| Work to be completed |
Lines containing the word "RIBEIRO" are to be located and copied.

[Data records]

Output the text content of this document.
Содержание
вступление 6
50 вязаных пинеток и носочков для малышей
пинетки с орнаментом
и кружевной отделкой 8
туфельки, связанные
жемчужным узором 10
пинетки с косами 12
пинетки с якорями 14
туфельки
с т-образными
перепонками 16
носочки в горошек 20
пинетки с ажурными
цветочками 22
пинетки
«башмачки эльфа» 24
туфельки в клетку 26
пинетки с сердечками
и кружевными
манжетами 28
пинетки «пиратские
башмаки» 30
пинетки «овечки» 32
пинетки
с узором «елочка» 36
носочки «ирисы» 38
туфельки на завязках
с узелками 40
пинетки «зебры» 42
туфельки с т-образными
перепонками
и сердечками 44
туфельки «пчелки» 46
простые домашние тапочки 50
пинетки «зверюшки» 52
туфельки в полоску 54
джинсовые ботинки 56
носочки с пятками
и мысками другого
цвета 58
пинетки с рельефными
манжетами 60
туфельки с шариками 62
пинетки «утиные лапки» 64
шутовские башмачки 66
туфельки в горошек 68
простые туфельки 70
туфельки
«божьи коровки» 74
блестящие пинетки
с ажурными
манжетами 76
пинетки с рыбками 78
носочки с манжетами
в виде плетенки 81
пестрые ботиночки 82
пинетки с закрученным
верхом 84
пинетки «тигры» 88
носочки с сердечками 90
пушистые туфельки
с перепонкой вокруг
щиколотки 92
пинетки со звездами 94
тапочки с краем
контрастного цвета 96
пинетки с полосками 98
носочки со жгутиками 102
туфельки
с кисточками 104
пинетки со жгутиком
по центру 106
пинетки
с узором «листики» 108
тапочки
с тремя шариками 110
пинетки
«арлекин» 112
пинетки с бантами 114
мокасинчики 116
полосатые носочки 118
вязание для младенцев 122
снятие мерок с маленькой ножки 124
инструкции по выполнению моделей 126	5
--
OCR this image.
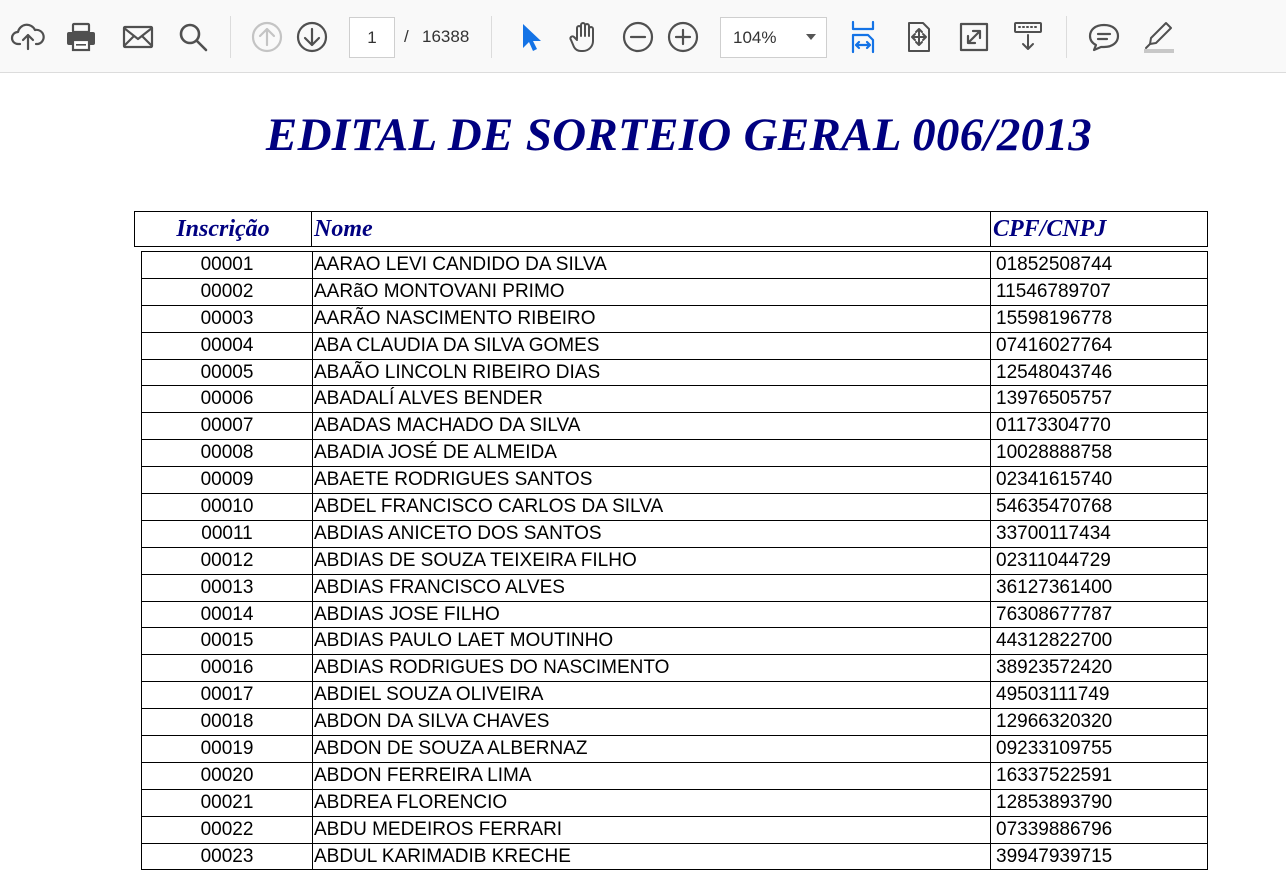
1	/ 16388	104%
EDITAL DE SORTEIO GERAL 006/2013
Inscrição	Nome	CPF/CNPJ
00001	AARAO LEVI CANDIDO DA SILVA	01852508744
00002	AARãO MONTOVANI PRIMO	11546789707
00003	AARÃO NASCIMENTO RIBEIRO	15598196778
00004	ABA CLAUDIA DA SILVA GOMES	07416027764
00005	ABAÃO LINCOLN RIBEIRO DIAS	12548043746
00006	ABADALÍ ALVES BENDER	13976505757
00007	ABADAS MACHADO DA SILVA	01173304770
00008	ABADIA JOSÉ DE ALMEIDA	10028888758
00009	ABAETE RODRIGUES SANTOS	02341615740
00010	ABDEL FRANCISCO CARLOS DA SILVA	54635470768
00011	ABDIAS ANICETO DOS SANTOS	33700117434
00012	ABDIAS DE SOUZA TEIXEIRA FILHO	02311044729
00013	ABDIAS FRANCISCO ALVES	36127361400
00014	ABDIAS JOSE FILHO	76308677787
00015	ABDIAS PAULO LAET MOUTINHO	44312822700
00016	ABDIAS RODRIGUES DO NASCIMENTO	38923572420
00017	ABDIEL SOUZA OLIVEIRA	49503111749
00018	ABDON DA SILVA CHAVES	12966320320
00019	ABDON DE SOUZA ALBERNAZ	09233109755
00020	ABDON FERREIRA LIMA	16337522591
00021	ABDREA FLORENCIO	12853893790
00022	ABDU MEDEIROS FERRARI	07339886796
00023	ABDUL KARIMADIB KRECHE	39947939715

| Solved exercise |
00003	AARÃO NASCIMENTO RIBEIRO	15598196778
00005	ABAÃO LINCOLN RIBEIRO DIAS	12548043746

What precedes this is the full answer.